TASK DESCRIPTION :: Extract the full set of records, then give each one again exactly.

____ DATA ROWS

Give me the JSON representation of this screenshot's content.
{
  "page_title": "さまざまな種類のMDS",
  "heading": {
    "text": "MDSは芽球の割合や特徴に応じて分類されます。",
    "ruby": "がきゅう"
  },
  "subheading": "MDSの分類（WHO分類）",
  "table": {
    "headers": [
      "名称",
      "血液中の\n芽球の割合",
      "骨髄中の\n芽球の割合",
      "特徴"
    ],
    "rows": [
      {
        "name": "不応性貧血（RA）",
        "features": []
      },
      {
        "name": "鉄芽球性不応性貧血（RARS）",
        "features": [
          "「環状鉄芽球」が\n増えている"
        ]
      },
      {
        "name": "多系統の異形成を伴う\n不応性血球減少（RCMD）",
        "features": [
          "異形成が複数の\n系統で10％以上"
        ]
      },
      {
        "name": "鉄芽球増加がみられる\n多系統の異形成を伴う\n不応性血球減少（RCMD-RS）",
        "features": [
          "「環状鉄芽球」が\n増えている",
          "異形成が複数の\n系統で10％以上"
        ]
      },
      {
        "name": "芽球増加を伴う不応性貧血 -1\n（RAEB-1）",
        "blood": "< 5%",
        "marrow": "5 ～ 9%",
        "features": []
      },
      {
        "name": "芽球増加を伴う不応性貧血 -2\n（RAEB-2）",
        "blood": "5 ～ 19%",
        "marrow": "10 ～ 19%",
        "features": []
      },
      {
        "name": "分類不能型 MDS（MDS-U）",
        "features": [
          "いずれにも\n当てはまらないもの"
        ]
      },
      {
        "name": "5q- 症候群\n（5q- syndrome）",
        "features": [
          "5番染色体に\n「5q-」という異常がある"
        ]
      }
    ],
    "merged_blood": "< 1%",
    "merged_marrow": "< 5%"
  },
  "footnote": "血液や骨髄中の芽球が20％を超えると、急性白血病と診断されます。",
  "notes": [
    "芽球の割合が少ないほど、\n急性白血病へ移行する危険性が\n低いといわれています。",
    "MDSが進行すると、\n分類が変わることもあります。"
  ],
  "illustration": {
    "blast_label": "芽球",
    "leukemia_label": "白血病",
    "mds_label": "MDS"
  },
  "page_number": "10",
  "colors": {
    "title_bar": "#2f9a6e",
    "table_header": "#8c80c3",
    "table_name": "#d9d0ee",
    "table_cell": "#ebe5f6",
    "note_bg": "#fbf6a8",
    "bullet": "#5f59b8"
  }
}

________

ANSWER TO THIS TASK ::
Give me the JSON representation of this screenshot's content.
{
  "page_title": "さまざまな種類のMDS",
  "heading": {
    "text": "MDSは芽球の割合や特徴に応じて分類されます。",
    "ruby": "がきゅう"
  },
  "subheading": "MDSの分類（WHO分類）",
  "table": {
    "headers": [
      "名称",
      "血液中の\n芽球の割合",
      "骨髄中の\n芽球の割合",
      "特徴"
    ],
    "rows": [
      {
        "name": "不応性貧血（RA）",
        "features": []
      },
      {
        "name": "鉄芽球性不応性貧血（RARS）",
        "features": [
          "「環状鉄芽球」が\n増えている"
        ]
      },
      {
        "name": "多系統の異形成を伴う\n不応性血球減少（RCMD）",
        "features": [
          "異形成が複数の\n系統で10％以上"
        ]
      },
      {
        "name": "鉄芽球増加がみられる\n多系統の異形成を伴う\n不応性血球減少（RCMD-RS）",
        "features": [
          "「環状鉄芽球」が\n増えている",
          "異形成が複数の\n系統で10％以上"
        ]
      },
      {
        "name": "芽球増加を伴う不応性貧血 -1\n（RAEB-1）",
        "blood": "< 5%",
        "marrow": "5 ～ 9%",
        "features": []
      },
      {
        "name": "芽球増加を伴う不応性貧血 -2\n（RAEB-2）",
        "blood": "5 ～ 19%",
        "marrow": "10 ～ 19%",
        "features": []
      },
      {
        "name": "分類不能型 MDS（MDS-U）",
        "features": [
          "いずれにも\n当てはまらないもの"
        ]
      },
      {
        "name": "5q- 症候群\n（5q- syndrome）",
        "features": [
          "5番染色体に\n「5q-」という異常がある"
        ]
      }
    ],
    "merged_blood": "< 1%",
    "merged_marrow": "< 5%"
  },
  "footnote": "血液や骨髄中の芽球が20％を超えると、急性白血病と診断されます。",
  "notes": [
    "芽球の割合が少ないほど、\n急性白血病へ移行する危険性が\n低いといわれています。",
    "MDSが進行すると、\n分類が変わることもあります。"
  ],
  "illustration": {
    "blast_label": "芽球",
    "leukemia_label": "白血病",
    "mds_label": "MDS"
  },
  "page_number": "10",
  "colors": {
    "title_bar": "#2f9a6e",
    "table_header": "#8c80c3",
    "table_name": "#d9d0ee",
    "table_cell": "#ebe5f6",
    "note_bg": "#fbf6a8",
    "bullet": "#5f59b8"
  }
}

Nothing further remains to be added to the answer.